Start Recorded data

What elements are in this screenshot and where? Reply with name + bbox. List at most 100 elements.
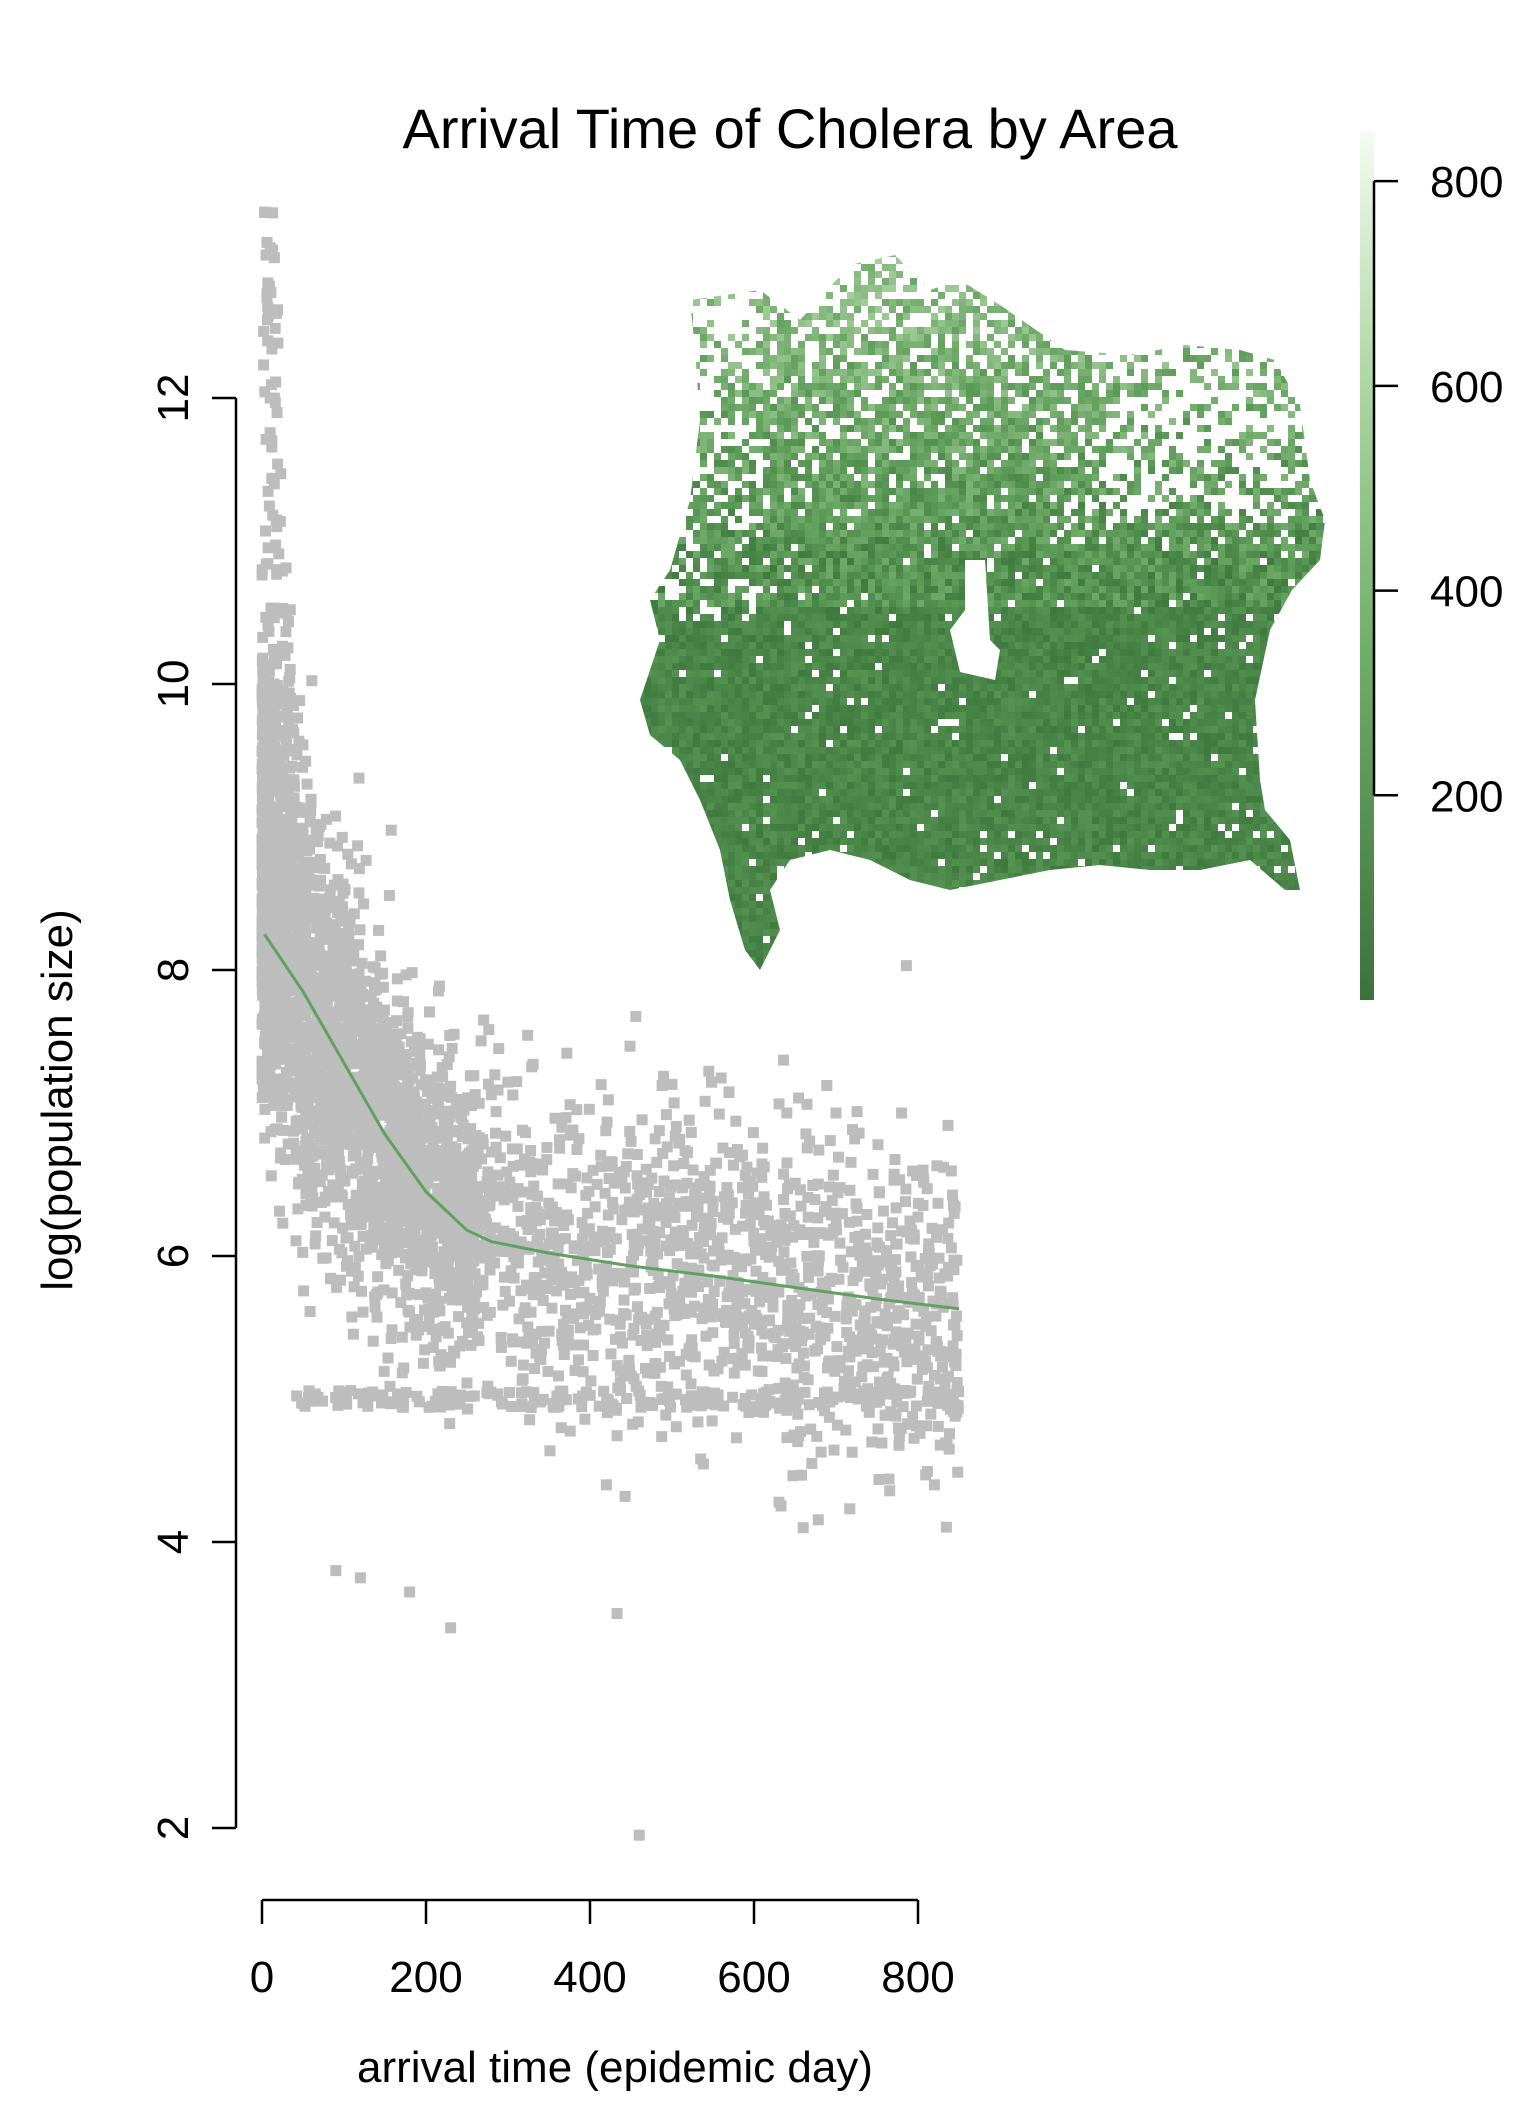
scatter-point [844, 1503, 856, 1515]
scatter-point [457, 1166, 469, 1178]
map-cell [1330, 285, 1337, 292]
map-cell [651, 292, 658, 299]
scatter-point [318, 1075, 330, 1087]
scatter-point [558, 1349, 570, 1360]
scatter-point [792, 1436, 804, 1448]
scatter-point [684, 1200, 696, 1212]
scatter-point [886, 1283, 898, 1294]
scatter-point [276, 1094, 288, 1105]
scatter-point [266, 379, 277, 391]
scatter-point [291, 836, 303, 848]
map-cell [826, 292, 833, 299]
scatter-point [951, 1330, 963, 1342]
map-cell [1099, 334, 1106, 341]
map-cell [833, 341, 840, 348]
map-cell [840, 327, 847, 334]
map-cell [945, 327, 952, 334]
map-cell [728, 362, 735, 369]
scatter-point [833, 1151, 844, 1163]
scatter-point [371, 1311, 383, 1323]
map-cell [672, 299, 679, 306]
scatter-point [461, 1317, 473, 1329]
scatter-point [866, 1329, 877, 1341]
map-cell [973, 271, 980, 278]
scatter-point [328, 1186, 340, 1198]
scatter-point [725, 1276, 737, 1288]
scatter-point [428, 1165, 440, 1177]
scatter-point [755, 1342, 767, 1354]
scatter-point [464, 1070, 476, 1082]
scatter-point [463, 1159, 475, 1171]
smooth-trend-line [263, 933, 960, 1311]
scatter-point [739, 1392, 751, 1404]
scatter-point [461, 1377, 473, 1389]
scatter-point [339, 985, 351, 997]
map-cell [889, 271, 896, 278]
scatter-point [362, 1004, 374, 1016]
scatter-point [714, 1275, 726, 1287]
scatter-point [644, 1283, 656, 1294]
map-cell [763, 264, 770, 271]
scatter-point [468, 1139, 480, 1151]
scatter-point [422, 1038, 434, 1050]
map-cell [875, 341, 882, 348]
scatter-point [256, 781, 268, 793]
scatter-point [601, 1227, 613, 1239]
scatter-point [527, 1058, 539, 1070]
scatter-point [333, 1385, 345, 1397]
scatter-point [576, 1401, 588, 1413]
scatter-point [432, 1082, 443, 1094]
scatter-point [705, 1311, 717, 1323]
scatter-point [266, 753, 278, 765]
scatter-point [413, 1033, 424, 1045]
scatter-point [352, 840, 364, 852]
scatter-point [930, 1310, 942, 1322]
map-cell [644, 292, 651, 299]
map-cell [1190, 313, 1197, 320]
map-cell [1120, 355, 1127, 362]
scatter-point [733, 1298, 745, 1310]
scatter-point [761, 1199, 772, 1211]
map-cell [994, 320, 1001, 327]
scatter-point [731, 1144, 743, 1155]
scatter-point [330, 1022, 342, 1034]
scatter-point [262, 542, 274, 554]
scatter-point [692, 1416, 704, 1428]
scatter-point [401, 1211, 413, 1223]
map-cell [1085, 271, 1092, 278]
scatter-point [947, 1340, 959, 1352]
map-cell [1316, 327, 1323, 334]
scatter-point [558, 1220, 570, 1231]
scatter-point [266, 472, 278, 484]
scatter-point [525, 1166, 537, 1178]
map-cell [1043, 341, 1050, 348]
map-cell [959, 292, 966, 299]
scatter-point [315, 1007, 327, 1019]
scatter-point [830, 1107, 842, 1119]
scatter-point [443, 1399, 455, 1411]
map-cell [847, 292, 854, 299]
map-cell [693, 271, 700, 278]
map-cell [763, 271, 770, 278]
map-cell [1029, 327, 1036, 334]
scatter-point [616, 1337, 628, 1349]
scatter-point [787, 1231, 799, 1243]
scatter-point [685, 1306, 697, 1318]
scatter-point [535, 1242, 547, 1254]
map-cell [679, 292, 686, 299]
map-cell [931, 299, 938, 306]
scatter-point [263, 625, 275, 637]
map-cell [1015, 285, 1022, 292]
map-cell [640, 355, 644, 362]
map-cell [959, 306, 966, 313]
map-cell [1064, 306, 1071, 313]
scatter-point [312, 830, 324, 842]
map-cell [896, 348, 903, 355]
scatter-point [636, 1114, 648, 1126]
scatter-point [809, 1344, 821, 1356]
scatter-point [353, 1388, 364, 1400]
scatter-point [363, 1387, 374, 1399]
map-cell [1092, 278, 1099, 285]
scatter-point [605, 1348, 617, 1360]
scatter-point [477, 1275, 489, 1287]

End Recorded data

Exercise details: Turn every line of the listing above into a JSON list of strings, one string per line, skipping blank lines. Leave out any pictures.

Response:
[
  "What elements are in this screenshot and where? Reply with name + bbox. List at most 100 elements.",
  "scatter-point [844, 1503, 856, 1515]",
  "scatter-point [457, 1166, 469, 1178]",
  "map-cell [1330, 285, 1337, 292]",
  "map-cell [651, 292, 658, 299]",
  "scatter-point [318, 1075, 330, 1087]",
  "scatter-point [558, 1349, 570, 1360]",
  "scatter-point [792, 1436, 804, 1448]",
  "scatter-point [684, 1200, 696, 1212]",
  "scatter-point [886, 1283, 898, 1294]",
  "scatter-point [276, 1094, 288, 1105]",
  "scatter-point [266, 379, 277, 391]",
  "scatter-point [291, 836, 303, 848]",
  "map-cell [826, 292, 833, 299]",
  "scatter-point [951, 1330, 963, 1342]",
  "map-cell [1099, 334, 1106, 341]",
  "map-cell [833, 341, 840, 348]",
  "map-cell [840, 327, 847, 334]",
  "map-cell [945, 327, 952, 334]",
  "map-cell [728, 362, 735, 369]",
  "scatter-point [833, 1151, 844, 1163]",
  "scatter-point [371, 1311, 383, 1323]",
  "map-cell [672, 299, 679, 306]",
  "scatter-point [461, 1317, 473, 1329]",
  "scatter-point [866, 1329, 877, 1341]",
  "map-cell [973, 271, 980, 278]",
  "scatter-point [328, 1186, 340, 1198]",
  "scatter-point [725, 1276, 737, 1288]",
  "scatter-point [428, 1165, 440, 1177]",
  "scatter-point [755, 1342, 767, 1354]",
  "scatter-point [464, 1070, 476, 1082]",
  "scatter-point [463, 1159, 475, 1171]",
  "smooth-trend-line [263, 933, 960, 1311]",
  "scatter-point [739, 1392, 751, 1404]",
  "scatter-point [461, 1377, 473, 1389]",
  "scatter-point [339, 985, 351, 997]",
  "map-cell [889, 271, 896, 278]",
  "scatter-point [362, 1004, 374, 1016]",
  "scatter-point [714, 1275, 726, 1287]",
  "scatter-point [644, 1283, 656, 1294]",
  "map-cell [763, 264, 770, 271]",
  "scatter-point [468, 1139, 480, 1151]",
  "scatter-point [422, 1038, 434, 1050]",
  "map-cell [875, 341, 882, 348]",
  "scatter-point [256, 781, 268, 793]",
  "scatter-point [601, 1227, 613, 1239]",
  "scatter-point [527, 1058, 539, 1070]",
  "scatter-point [333, 1385, 345, 1397]",
  "scatter-point [576, 1401, 588, 1413]",
  "scatter-point [432, 1082, 443, 1094]",
  "scatter-point [705, 1311, 717, 1323]",
  "scatter-point [266, 753, 278, 765]",
  "scatter-point [413, 1033, 424, 1045]",
  "scatter-point [352, 840, 364, 852]",
  "scatter-point [930, 1310, 942, 1322]",
  "map-cell [644, 292, 651, 299]",
  "map-cell [1190, 313, 1197, 320]",
  "map-cell [1120, 355, 1127, 362]",
  "scatter-point [733, 1298, 745, 1310]",
  "scatter-point [761, 1199, 772, 1211]",
  "map-cell [994, 320, 1001, 327]",
  "scatter-point [731, 1144, 743, 1155]",
  "scatter-point [330, 1022, 342, 1034]",
  "scatter-point [262, 542, 274, 554]",
  "scatter-point [692, 1416, 704, 1428]",
  "scatter-point [401, 1211, 413, 1223]",
  "map-cell [1085, 271, 1092, 278]",
  "scatter-point [947, 1340, 959, 1352]",
  "map-cell [1316, 327, 1323, 334]",
  "scatter-point [558, 1220, 570, 1231]",
  "scatter-point [266, 472, 278, 484]",
  "scatter-point [525, 1166, 537, 1178]",
  "map-cell [1043, 341, 1050, 348]",
  "map-cell [959, 292, 966, 299]",
  "scatter-point [315, 1007, 327, 1019]",
  "scatter-point [830, 1107, 842, 1119]",
  "scatter-point [443, 1399, 455, 1411]",
  "map-cell [847, 292, 854, 299]",
  "map-cell [693, 271, 700, 278]",
  "map-cell [763, 271, 770, 278]",
  "map-cell [1029, 327, 1036, 334]",
  "scatter-point [616, 1337, 628, 1349]",
  "scatter-point [787, 1231, 799, 1243]",
  "scatter-point [685, 1306, 697, 1318]",
  "scatter-point [535, 1242, 547, 1254]",
  "map-cell [679, 292, 686, 299]",
  "map-cell [931, 299, 938, 306]",
  "scatter-point [263, 625, 275, 637]",
  "map-cell [1015, 285, 1022, 292]",
  "map-cell [640, 355, 644, 362]",
  "map-cell [959, 306, 966, 313]",
  "map-cell [1064, 306, 1071, 313]",
  "scatter-point [312, 830, 324, 842]",
  "map-cell [896, 348, 903, 355]",
  "scatter-point [636, 1114, 648, 1126]",
  "scatter-point [809, 1344, 821, 1356]",
  "scatter-point [353, 1388, 364, 1400]",
  "scatter-point [363, 1387, 374, 1399]",
  "map-cell [1092, 278, 1099, 285]",
  "scatter-point [605, 1348, 617, 1360]",
  "scatter-point [477, 1275, 489, 1287]"
]